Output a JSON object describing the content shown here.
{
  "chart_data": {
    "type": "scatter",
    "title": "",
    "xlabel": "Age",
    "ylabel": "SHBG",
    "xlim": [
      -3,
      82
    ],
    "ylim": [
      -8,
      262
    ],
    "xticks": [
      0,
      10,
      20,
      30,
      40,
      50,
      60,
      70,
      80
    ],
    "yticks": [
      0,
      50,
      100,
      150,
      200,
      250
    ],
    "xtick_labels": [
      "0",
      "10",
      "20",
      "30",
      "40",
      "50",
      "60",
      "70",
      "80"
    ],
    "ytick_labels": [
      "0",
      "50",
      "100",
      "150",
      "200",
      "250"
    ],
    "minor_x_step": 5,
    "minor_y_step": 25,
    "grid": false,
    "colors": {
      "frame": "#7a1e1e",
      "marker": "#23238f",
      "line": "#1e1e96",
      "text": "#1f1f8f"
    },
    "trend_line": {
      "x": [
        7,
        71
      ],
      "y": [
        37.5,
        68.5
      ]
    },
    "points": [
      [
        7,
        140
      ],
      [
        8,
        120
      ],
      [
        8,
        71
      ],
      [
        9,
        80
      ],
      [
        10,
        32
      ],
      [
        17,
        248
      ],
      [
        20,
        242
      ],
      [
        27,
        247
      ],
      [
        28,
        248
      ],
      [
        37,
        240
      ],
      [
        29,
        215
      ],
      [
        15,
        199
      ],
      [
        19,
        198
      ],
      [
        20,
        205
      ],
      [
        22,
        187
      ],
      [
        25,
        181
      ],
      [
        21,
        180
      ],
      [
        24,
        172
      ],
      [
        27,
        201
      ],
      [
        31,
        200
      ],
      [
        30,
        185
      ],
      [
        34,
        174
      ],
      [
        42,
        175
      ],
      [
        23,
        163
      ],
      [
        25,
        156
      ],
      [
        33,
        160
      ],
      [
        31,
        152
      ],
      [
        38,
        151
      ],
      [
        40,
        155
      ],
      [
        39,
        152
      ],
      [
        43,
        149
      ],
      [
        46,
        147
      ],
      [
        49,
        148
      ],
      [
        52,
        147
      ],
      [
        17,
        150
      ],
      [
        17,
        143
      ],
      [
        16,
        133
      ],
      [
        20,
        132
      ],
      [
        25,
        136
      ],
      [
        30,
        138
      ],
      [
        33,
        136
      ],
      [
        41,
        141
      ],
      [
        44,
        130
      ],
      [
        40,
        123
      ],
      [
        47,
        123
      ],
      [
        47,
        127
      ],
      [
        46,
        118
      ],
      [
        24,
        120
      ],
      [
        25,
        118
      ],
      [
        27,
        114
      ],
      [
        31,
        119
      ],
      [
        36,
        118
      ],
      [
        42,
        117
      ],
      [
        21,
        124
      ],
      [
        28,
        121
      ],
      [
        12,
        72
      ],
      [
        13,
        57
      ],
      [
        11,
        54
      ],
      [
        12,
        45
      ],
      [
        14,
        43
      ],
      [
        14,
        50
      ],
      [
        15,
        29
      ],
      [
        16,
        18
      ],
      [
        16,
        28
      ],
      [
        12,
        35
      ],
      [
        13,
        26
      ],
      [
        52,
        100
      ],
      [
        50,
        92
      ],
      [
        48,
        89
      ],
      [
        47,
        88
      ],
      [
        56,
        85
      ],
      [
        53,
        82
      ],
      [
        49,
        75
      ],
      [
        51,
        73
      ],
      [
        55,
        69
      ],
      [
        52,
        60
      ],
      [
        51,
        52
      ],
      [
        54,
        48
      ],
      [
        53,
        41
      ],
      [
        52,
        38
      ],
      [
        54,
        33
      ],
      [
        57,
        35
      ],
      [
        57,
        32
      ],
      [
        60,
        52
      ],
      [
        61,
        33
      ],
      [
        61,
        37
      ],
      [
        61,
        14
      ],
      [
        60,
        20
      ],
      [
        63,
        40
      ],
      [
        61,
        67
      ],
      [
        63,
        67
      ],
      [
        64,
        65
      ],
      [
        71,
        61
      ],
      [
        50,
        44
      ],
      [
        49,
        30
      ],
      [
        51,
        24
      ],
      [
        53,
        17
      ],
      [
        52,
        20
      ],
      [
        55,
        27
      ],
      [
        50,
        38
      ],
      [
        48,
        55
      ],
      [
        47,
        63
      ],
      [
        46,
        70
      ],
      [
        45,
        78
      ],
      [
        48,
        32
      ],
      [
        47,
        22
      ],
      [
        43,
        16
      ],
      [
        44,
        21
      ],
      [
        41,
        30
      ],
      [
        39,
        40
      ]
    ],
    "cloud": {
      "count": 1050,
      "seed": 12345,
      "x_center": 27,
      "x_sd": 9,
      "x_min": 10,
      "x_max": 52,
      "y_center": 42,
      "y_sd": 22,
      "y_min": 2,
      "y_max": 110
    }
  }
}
• • • • •
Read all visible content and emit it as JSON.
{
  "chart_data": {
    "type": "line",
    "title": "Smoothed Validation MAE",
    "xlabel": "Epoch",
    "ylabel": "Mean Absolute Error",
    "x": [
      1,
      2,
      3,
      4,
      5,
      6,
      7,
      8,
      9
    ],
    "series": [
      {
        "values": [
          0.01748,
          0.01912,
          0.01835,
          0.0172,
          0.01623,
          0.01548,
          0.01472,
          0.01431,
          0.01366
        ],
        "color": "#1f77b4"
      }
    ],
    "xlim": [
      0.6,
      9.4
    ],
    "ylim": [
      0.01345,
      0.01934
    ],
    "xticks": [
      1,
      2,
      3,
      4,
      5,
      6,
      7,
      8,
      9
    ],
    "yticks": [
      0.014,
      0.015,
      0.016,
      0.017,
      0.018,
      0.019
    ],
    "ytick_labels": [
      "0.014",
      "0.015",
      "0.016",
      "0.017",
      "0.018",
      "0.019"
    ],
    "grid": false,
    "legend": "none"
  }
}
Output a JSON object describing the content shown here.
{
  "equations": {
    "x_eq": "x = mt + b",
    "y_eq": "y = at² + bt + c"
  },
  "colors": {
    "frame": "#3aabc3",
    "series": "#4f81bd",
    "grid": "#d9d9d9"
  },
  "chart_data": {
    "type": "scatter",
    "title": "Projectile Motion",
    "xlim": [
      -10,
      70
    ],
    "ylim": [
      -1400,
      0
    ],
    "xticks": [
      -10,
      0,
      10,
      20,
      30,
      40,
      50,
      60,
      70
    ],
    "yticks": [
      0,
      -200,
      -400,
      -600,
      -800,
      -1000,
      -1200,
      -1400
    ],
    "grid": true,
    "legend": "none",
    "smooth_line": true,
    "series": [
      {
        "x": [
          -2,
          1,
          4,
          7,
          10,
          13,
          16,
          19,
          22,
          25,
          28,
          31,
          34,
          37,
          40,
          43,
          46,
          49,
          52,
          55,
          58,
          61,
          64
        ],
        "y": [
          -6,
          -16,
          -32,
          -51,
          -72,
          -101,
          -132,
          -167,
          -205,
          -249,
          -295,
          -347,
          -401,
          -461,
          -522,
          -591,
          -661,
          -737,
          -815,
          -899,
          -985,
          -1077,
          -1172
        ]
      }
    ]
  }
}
• • • • •
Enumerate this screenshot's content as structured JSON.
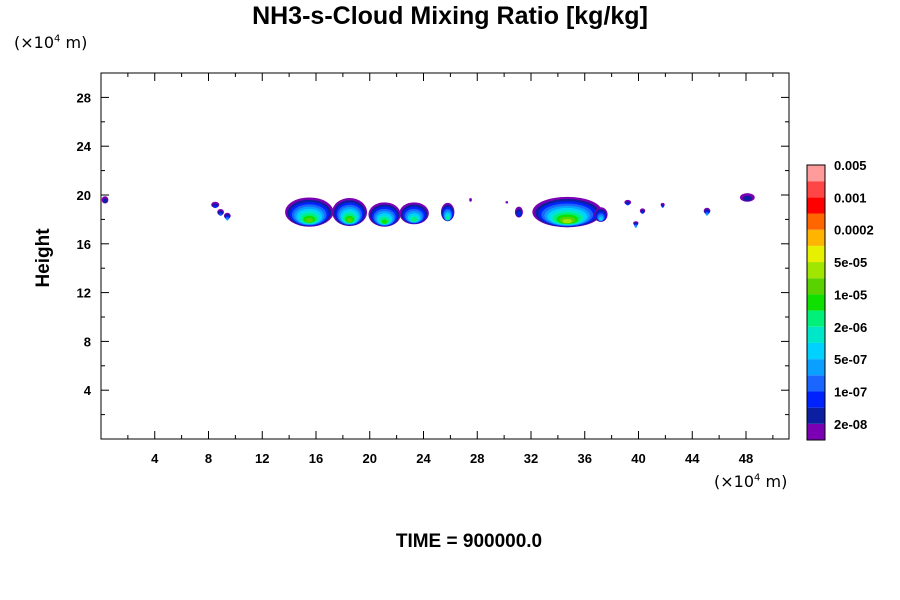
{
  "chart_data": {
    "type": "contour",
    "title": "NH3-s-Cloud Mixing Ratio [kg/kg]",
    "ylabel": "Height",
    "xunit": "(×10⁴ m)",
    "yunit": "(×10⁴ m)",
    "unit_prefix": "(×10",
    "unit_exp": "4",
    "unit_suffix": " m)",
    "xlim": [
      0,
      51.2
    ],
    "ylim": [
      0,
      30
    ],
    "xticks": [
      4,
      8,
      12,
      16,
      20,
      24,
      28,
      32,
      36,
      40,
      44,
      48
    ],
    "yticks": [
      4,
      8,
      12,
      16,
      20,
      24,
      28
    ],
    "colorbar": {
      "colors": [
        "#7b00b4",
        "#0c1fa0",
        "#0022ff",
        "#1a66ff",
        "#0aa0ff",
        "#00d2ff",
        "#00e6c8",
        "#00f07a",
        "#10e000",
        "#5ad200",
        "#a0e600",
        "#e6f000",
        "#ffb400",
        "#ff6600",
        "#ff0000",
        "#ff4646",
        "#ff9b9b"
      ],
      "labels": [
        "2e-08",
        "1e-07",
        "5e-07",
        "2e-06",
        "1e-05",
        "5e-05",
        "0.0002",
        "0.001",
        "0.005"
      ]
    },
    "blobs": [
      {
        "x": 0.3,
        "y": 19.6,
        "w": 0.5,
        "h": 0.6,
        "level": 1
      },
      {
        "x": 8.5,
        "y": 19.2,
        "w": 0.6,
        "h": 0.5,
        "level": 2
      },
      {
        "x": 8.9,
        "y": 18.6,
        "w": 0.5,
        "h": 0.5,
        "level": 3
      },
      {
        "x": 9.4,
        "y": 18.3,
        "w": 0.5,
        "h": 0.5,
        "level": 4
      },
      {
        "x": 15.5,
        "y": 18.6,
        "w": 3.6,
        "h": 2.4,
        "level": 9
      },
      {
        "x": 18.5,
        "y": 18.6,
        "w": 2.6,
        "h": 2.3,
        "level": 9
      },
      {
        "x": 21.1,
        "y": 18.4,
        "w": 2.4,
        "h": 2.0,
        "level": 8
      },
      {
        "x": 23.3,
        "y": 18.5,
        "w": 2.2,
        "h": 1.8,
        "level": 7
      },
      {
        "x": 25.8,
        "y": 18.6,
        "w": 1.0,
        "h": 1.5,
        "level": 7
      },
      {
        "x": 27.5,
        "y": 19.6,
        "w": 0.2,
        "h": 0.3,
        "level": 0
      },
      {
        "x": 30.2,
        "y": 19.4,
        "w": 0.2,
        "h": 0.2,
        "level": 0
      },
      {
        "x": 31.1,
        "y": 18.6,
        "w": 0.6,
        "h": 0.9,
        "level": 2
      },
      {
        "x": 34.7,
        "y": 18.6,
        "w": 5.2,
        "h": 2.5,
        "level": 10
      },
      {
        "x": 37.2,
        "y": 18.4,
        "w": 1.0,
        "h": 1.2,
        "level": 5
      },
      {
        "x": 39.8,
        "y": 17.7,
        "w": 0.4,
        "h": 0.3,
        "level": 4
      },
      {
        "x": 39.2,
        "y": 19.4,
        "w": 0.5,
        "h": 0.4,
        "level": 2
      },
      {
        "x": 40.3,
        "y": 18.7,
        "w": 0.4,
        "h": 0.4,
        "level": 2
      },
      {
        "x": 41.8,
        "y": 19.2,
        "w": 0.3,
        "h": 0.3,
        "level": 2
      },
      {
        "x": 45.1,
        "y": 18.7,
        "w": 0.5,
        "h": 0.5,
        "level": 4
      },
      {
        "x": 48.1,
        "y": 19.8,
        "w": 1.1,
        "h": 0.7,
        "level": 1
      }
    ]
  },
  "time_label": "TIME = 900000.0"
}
• • • • •
Requirement:
Pull out every line above that holds the word "ylabel".

Complete output:
    "ylabel": "SHBG",
    "ylabel": "Mean Absolute Error",
    "ylabel": "Height",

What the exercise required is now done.